Brief – Below is a block of records: output all of them exactly and leave out the pictures.

Stored records –
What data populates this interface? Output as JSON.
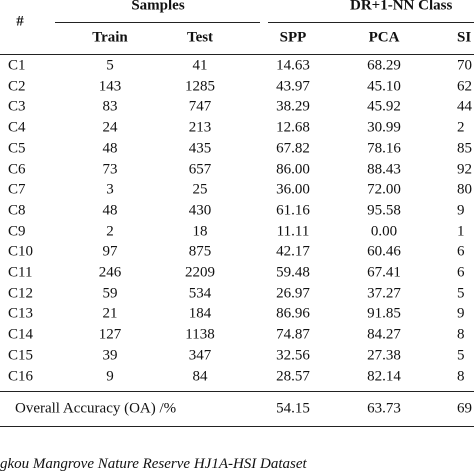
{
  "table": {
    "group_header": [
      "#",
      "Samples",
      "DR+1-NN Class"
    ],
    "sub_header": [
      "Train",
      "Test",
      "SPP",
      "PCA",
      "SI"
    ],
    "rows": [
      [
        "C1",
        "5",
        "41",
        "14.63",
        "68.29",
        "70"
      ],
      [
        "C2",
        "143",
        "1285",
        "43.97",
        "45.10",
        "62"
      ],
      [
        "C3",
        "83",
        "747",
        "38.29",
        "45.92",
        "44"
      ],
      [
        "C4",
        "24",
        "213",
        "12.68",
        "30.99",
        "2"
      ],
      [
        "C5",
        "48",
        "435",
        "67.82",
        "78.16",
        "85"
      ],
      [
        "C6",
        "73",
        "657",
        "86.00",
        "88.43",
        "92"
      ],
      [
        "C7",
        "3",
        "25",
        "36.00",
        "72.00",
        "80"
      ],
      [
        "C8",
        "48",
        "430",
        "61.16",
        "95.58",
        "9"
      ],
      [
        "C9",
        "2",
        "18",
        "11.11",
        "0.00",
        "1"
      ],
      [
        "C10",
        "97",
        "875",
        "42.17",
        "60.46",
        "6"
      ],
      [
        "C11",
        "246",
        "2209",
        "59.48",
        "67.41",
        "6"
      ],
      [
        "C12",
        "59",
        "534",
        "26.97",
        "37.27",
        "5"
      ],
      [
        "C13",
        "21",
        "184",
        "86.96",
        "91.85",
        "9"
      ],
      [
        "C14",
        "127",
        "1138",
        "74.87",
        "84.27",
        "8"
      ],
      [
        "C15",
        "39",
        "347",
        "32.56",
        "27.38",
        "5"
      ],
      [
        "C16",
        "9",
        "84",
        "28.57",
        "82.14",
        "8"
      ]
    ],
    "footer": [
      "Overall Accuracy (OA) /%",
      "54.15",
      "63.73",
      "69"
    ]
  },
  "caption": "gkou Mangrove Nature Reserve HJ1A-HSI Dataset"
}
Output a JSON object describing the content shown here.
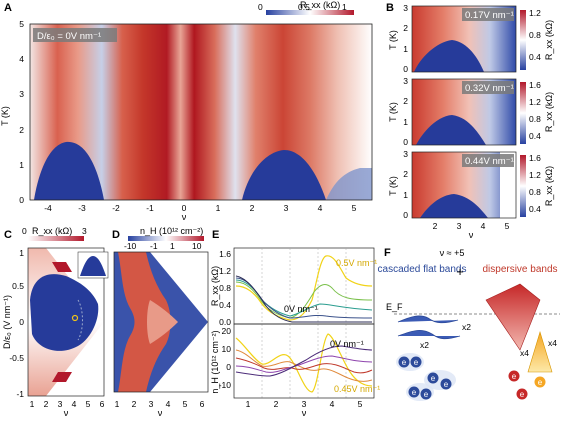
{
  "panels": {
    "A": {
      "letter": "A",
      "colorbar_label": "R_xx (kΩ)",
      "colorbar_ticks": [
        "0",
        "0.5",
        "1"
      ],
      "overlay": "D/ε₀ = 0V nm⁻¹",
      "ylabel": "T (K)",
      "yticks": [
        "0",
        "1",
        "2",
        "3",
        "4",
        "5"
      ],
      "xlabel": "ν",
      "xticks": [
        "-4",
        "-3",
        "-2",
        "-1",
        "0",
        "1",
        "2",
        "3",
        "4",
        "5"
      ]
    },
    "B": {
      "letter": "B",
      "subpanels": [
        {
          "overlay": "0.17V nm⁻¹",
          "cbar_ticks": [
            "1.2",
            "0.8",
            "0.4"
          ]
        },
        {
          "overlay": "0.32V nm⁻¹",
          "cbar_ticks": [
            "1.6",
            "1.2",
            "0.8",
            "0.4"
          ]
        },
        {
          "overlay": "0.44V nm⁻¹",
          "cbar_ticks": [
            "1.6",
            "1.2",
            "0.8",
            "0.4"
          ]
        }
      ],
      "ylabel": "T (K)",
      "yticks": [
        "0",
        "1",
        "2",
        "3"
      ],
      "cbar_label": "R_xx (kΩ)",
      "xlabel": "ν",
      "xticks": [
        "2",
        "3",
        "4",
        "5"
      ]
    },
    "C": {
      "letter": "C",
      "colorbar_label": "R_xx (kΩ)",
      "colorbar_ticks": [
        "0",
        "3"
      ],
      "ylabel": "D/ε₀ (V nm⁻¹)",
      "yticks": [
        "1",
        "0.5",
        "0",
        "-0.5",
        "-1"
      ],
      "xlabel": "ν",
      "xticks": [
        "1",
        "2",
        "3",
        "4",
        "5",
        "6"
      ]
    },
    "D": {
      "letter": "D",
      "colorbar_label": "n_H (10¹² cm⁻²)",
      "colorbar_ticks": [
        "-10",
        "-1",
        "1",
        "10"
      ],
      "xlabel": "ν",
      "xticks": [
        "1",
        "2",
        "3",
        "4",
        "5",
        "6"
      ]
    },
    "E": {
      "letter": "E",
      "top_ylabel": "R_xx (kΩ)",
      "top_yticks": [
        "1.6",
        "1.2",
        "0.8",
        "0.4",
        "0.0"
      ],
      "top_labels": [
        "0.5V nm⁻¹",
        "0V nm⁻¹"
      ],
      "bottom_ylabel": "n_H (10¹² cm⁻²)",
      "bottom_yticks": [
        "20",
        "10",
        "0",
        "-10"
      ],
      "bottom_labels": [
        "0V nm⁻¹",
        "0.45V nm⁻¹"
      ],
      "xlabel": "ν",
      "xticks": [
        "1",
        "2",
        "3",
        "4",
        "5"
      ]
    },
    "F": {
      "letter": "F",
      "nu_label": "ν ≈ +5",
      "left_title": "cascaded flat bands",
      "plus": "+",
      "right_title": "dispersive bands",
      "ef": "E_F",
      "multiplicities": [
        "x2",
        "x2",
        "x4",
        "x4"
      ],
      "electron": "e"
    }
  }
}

Expected output –
What data populates this interface? Output as JSON.
{
  "table": {
    "group_header": [
      "#",
      "Samples",
      "DR+1-NN Class"
    ],
    "sub_header": [
      "Train",
      "Test",
      "SPP",
      "PCA",
      "SI"
    ],
    "rows": [
      [
        "C1",
        "5",
        "41",
        "14.63",
        "68.29",
        "70"
      ],
      [
        "C2",
        "143",
        "1285",
        "43.97",
        "45.10",
        "62"
      ],
      [
        "C3",
        "83",
        "747",
        "38.29",
        "45.92",
        "44"
      ],
      [
        "C4",
        "24",
        "213",
        "12.68",
        "30.99",
        "2"
      ],
      [
        "C5",
        "48",
        "435",
        "67.82",
        "78.16",
        "85"
      ],
      [
        "C6",
        "73",
        "657",
        "86.00",
        "88.43",
        "92"
      ],
      [
        "C7",
        "3",
        "25",
        "36.00",
        "72.00",
        "80"
      ],
      [
        "C8",
        "48",
        "430",
        "61.16",
        "95.58",
        "9"
      ],
      [
        "C9",
        "2",
        "18",
        "11.11",
        "0.00",
        "1"
      ],
      [
        "C10",
        "97",
        "875",
        "42.17",
        "60.46",
        "6"
      ],
      [
        "C11",
        "246",
        "2209",
        "59.48",
        "67.41",
        "6"
      ],
      [
        "C12",
        "59",
        "534",
        "26.97",
        "37.27",
        "5"
      ],
      [
        "C13",
        "21",
        "184",
        "86.96",
        "91.85",
        "9"
      ],
      [
        "C14",
        "127",
        "1138",
        "74.87",
        "84.27",
        "8"
      ],
      [
        "C15",
        "39",
        "347",
        "32.56",
        "27.38",
        "5"
      ],
      [
        "C16",
        "9",
        "84",
        "28.57",
        "82.14",
        "8"
      ]
    ],
    "footer": [
      "Overall Accuracy (OA) /%",
      "54.15",
      "63.73",
      "69"
    ]
  },
  "caption": "gkou Mangrove Nature Reserve HJ1A-HSI Dataset"
}
Output a JSON object describing the content shown here.
{
  "panels": {
    "A": {
      "letter": "A",
      "colorbar_label": "R_xx (kΩ)",
      "colorbar_ticks": [
        "0",
        "0.5",
        "1"
      ],
      "overlay": "D/ε₀ = 0V nm⁻¹",
      "ylabel": "T (K)",
      "yticks": [
        "0",
        "1",
        "2",
        "3",
        "4",
        "5"
      ],
      "xlabel": "ν",
      "xticks": [
        "-4",
        "-3",
        "-2",
        "-1",
        "0",
        "1",
        "2",
        "3",
        "4",
        "5"
      ]
    },
    "B": {
      "letter": "B",
      "subpanels": [
        {
          "overlay": "0.17V nm⁻¹",
          "cbar_ticks": [
            "1.2",
            "0.8",
            "0.4"
          ]
        },
        {
          "overlay": "0.32V nm⁻¹",
          "cbar_ticks": [
            "1.6",
            "1.2",
            "0.8",
            "0.4"
          ]
        },
        {
          "overlay": "0.44V nm⁻¹",
          "cbar_ticks": [
            "1.6",
            "1.2",
            "0.8",
            "0.4"
          ]
        }
      ],
      "ylabel": "T (K)",
      "yticks": [
        "0",
        "1",
        "2",
        "3"
      ],
      "cbar_label": "R_xx (kΩ)",
      "xlabel": "ν",
      "xticks": [
        "2",
        "3",
        "4",
        "5"
      ]
    },
    "C": {
      "letter": "C",
      "colorbar_label": "R_xx (kΩ)",
      "colorbar_ticks": [
        "0",
        "3"
      ],
      "ylabel": "D/ε₀ (V nm⁻¹)",
      "yticks": [
        "1",
        "0.5",
        "0",
        "-0.5",
        "-1"
      ],
      "xlabel": "ν",
      "xticks": [
        "1",
        "2",
        "3",
        "4",
        "5",
        "6"
      ]
    },
    "D": {
      "letter": "D",
      "colorbar_label": "n_H (10¹² cm⁻²)",
      "colorbar_ticks": [
        "-10",
        "-1",
        "1",
        "10"
      ],
      "xlabel": "ν",
      "xticks": [
        "1",
        "2",
        "3",
        "4",
        "5",
        "6"
      ]
    },
    "E": {
      "letter": "E",
      "top_ylabel": "R_xx (kΩ)",
      "top_yticks": [
        "1.6",
        "1.2",
        "0.8",
        "0.4",
        "0.0"
      ],
      "top_labels": [
        "0.5V nm⁻¹",
        "0V nm⁻¹"
      ],
      "bottom_ylabel": "n_H (10¹² cm⁻²)",
      "bottom_yticks": [
        "20",
        "10",
        "0",
        "-10"
      ],
      "bottom_labels": [
        "0V nm⁻¹",
        "0.45V nm⁻¹"
      ],
      "xlabel": "ν",
      "xticks": [
        "1",
        "2",
        "3",
        "4",
        "5"
      ]
    },
    "F": {
      "letter": "F",
      "nu_label": "ν ≈ +5",
      "left_title": "cascaded flat bands",
      "plus": "+",
      "right_title": "dispersive bands",
      "ef": "E_F",
      "multiplicities": [
        "x2",
        "x2",
        "x4",
        "x4"
      ],
      "electron": "e"
    }
  }
}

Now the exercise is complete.